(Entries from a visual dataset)
## BEGIN

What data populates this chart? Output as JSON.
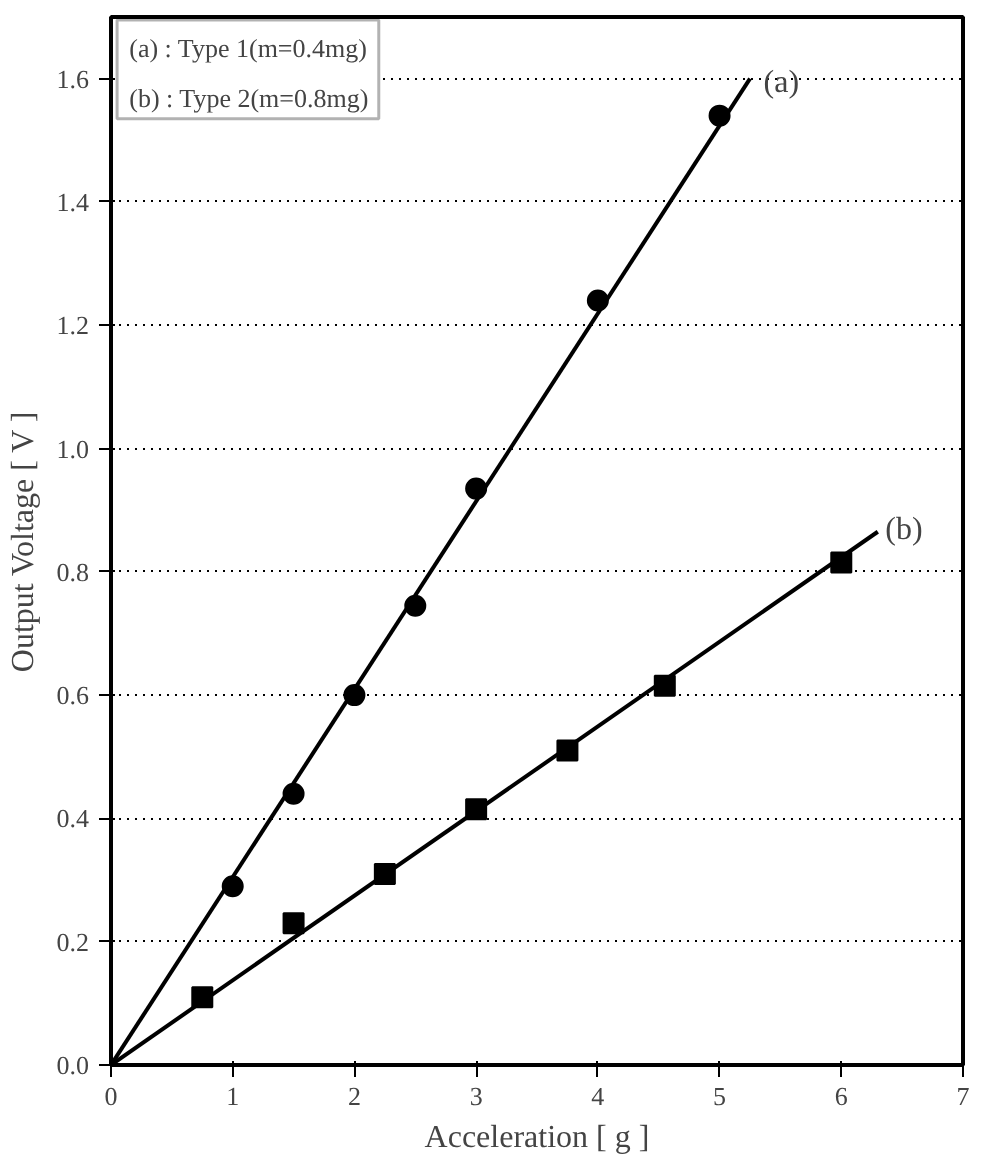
{
  "chart_data": {
    "type": "scatter",
    "xlabel": "Acceleration [ g ]",
    "ylabel": "Output Voltage [ V ]",
    "xlim": [
      0,
      7
    ],
    "ylim": [
      0,
      1.7
    ],
    "xticks": [
      0,
      1,
      2,
      3,
      4,
      5,
      6,
      7
    ],
    "yticks": [
      {
        "value": 0,
        "label": "0.0"
      },
      {
        "value": 0.2,
        "label": "0.2"
      },
      {
        "value": 0.4,
        "label": "0.4"
      },
      {
        "value": 0.6,
        "label": "0.6"
      },
      {
        "value": 0.8,
        "label": "0.8"
      },
      {
        "value": 1.0,
        "label": "1.0"
      },
      {
        "value": 1.2,
        "label": "1.2"
      },
      {
        "value": 1.4,
        "label": "1.4"
      },
      {
        "value": 1.6,
        "label": "1.6"
      }
    ],
    "grid": "y",
    "annotations": [
      "(a) : Type 1(m=0.4mg)",
      "(b) : Type 2(m=0.8mg)"
    ],
    "series": [
      {
        "name": "(a)",
        "color": "#000000",
        "marker": "circle",
        "x": [
          1,
          1.5,
          2,
          2.5,
          3,
          4,
          5
        ],
        "values": [
          0.29,
          0.44,
          0.6,
          0.745,
          0.935,
          1.24,
          1.54
        ]
      },
      {
        "name": "(b)",
        "color": "#000000",
        "marker": "square",
        "x": [
          0.75,
          1.5,
          2.25,
          3,
          3.75,
          4.55,
          6
        ],
        "values": [
          0.11,
          0.23,
          0.31,
          0.415,
          0.51,
          0.615,
          0.815
        ]
      },
      {
        "type": "line",
        "color": "#000000",
        "line_style": "solid",
        "x": [
          0,
          5.25
        ],
        "values": [
          0,
          1.6
        ]
      },
      {
        "type": "line",
        "color": "#000000",
        "line_style": "solid",
        "x": [
          0,
          6.3
        ],
        "values": [
          0,
          0.865
        ]
      }
    ]
  }
}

## END

■ SHORT TASK
Find all lines where the word "Output" appears. Copy them.

■ PROBLEM SOLUTION
What data populates this chart? Output as JSON.
    "ylabel": "Output Voltage [ V ]",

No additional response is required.